**Goal:**
Reproduce the records word for word, starting at their first line and ending at the line containing "244, 538, 262]", with both of those lines included.

**Data shown:**
* Begin *

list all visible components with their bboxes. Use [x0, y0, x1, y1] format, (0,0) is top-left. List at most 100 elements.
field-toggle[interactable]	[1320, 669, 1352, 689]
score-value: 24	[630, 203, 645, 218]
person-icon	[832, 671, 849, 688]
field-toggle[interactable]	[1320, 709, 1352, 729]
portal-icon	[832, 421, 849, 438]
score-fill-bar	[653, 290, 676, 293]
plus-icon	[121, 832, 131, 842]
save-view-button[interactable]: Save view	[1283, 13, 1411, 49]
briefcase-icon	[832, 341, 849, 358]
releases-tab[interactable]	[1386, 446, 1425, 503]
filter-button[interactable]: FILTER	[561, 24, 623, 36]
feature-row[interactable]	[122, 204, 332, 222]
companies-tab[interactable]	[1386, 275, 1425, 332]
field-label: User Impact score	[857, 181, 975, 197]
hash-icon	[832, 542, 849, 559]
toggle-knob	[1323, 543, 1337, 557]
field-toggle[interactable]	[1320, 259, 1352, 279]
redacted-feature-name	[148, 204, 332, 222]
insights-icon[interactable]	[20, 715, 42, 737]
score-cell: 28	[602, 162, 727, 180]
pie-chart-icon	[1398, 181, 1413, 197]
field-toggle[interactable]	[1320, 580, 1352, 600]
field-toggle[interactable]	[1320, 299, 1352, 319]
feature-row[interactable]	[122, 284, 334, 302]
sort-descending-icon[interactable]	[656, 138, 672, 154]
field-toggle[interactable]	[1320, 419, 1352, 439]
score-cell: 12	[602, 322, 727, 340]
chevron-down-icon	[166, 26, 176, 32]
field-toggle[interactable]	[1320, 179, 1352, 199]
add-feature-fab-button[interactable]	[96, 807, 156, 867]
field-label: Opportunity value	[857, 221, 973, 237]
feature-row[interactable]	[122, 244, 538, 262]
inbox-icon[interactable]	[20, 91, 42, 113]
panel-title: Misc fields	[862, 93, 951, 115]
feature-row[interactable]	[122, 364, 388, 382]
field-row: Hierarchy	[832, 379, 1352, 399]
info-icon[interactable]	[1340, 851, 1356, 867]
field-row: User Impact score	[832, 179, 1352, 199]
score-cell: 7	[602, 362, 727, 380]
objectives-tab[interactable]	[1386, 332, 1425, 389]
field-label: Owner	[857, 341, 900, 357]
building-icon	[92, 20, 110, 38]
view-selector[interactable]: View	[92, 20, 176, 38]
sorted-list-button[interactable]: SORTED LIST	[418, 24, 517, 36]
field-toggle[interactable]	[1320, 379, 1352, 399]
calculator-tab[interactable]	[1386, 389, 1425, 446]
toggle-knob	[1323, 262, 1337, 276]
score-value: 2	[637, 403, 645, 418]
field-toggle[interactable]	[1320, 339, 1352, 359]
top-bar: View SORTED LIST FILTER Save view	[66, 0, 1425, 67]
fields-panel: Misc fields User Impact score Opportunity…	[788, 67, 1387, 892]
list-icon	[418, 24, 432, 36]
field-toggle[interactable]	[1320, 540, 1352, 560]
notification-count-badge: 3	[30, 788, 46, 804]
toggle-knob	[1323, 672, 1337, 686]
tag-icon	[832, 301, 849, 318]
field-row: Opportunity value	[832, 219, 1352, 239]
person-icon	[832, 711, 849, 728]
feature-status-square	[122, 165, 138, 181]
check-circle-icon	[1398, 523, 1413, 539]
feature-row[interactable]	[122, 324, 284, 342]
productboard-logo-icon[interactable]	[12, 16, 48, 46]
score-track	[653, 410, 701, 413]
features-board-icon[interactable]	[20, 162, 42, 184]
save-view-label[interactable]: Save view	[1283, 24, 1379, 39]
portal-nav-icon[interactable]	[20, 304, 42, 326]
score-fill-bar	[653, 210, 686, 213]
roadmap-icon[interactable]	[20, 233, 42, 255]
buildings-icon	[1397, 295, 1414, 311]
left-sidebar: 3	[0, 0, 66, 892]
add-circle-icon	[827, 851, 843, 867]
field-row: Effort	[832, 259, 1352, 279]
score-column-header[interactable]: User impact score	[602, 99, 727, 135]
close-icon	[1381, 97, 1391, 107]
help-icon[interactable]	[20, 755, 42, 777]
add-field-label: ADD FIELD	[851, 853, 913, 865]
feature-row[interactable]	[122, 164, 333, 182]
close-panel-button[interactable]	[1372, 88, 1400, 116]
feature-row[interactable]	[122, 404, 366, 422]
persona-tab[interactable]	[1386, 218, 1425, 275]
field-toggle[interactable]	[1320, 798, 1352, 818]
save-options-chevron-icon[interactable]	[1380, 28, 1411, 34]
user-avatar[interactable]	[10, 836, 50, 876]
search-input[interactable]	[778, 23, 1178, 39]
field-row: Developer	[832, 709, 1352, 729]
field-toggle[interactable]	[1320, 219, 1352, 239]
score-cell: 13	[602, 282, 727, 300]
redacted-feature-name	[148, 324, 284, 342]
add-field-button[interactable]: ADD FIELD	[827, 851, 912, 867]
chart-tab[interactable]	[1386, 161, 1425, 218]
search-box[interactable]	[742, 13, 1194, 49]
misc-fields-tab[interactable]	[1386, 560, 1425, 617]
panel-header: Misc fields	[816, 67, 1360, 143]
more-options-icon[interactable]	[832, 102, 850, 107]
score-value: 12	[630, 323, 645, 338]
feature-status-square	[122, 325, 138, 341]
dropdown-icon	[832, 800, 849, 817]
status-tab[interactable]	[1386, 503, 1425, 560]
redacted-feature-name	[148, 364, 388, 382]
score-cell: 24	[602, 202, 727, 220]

* End *

**Completed exercise:**
list all visible components with their bboxes. Use [x0, y0, x1, y1] format, (0,0) is top-left. List at most 100 elements.
field-toggle[interactable]	[1320, 669, 1352, 689]
score-value: 24	[630, 203, 645, 218]
person-icon	[832, 671, 849, 688]
field-toggle[interactable]	[1320, 709, 1352, 729]
portal-icon	[832, 421, 849, 438]
score-fill-bar	[653, 290, 676, 293]
plus-icon	[121, 832, 131, 842]
save-view-button[interactable]: Save view	[1283, 13, 1411, 49]
briefcase-icon	[832, 341, 849, 358]
releases-tab[interactable]	[1386, 446, 1425, 503]
filter-button[interactable]: FILTER	[561, 24, 623, 36]
feature-row[interactable]	[122, 204, 332, 222]
companies-tab[interactable]	[1386, 275, 1425, 332]
field-label: User Impact score	[857, 181, 975, 197]
hash-icon	[832, 542, 849, 559]
toggle-knob	[1323, 543, 1337, 557]
field-toggle[interactable]	[1320, 259, 1352, 279]
redacted-feature-name	[148, 204, 332, 222]
insights-icon[interactable]	[20, 715, 42, 737]
score-cell: 28	[602, 162, 727, 180]
pie-chart-icon	[1398, 181, 1413, 197]
field-toggle[interactable]	[1320, 580, 1352, 600]
field-toggle[interactable]	[1320, 299, 1352, 319]
feature-row[interactable]	[122, 284, 334, 302]
sort-descending-icon[interactable]	[656, 138, 672, 154]
field-toggle[interactable]	[1320, 419, 1352, 439]
score-cell: 12	[602, 322, 727, 340]
chevron-down-icon	[166, 26, 176, 32]
field-toggle[interactable]	[1320, 179, 1352, 199]
add-feature-fab-button[interactable]	[96, 807, 156, 867]
field-label: Opportunity value	[857, 221, 973, 237]
feature-row[interactable]	[122, 244, 538, 262]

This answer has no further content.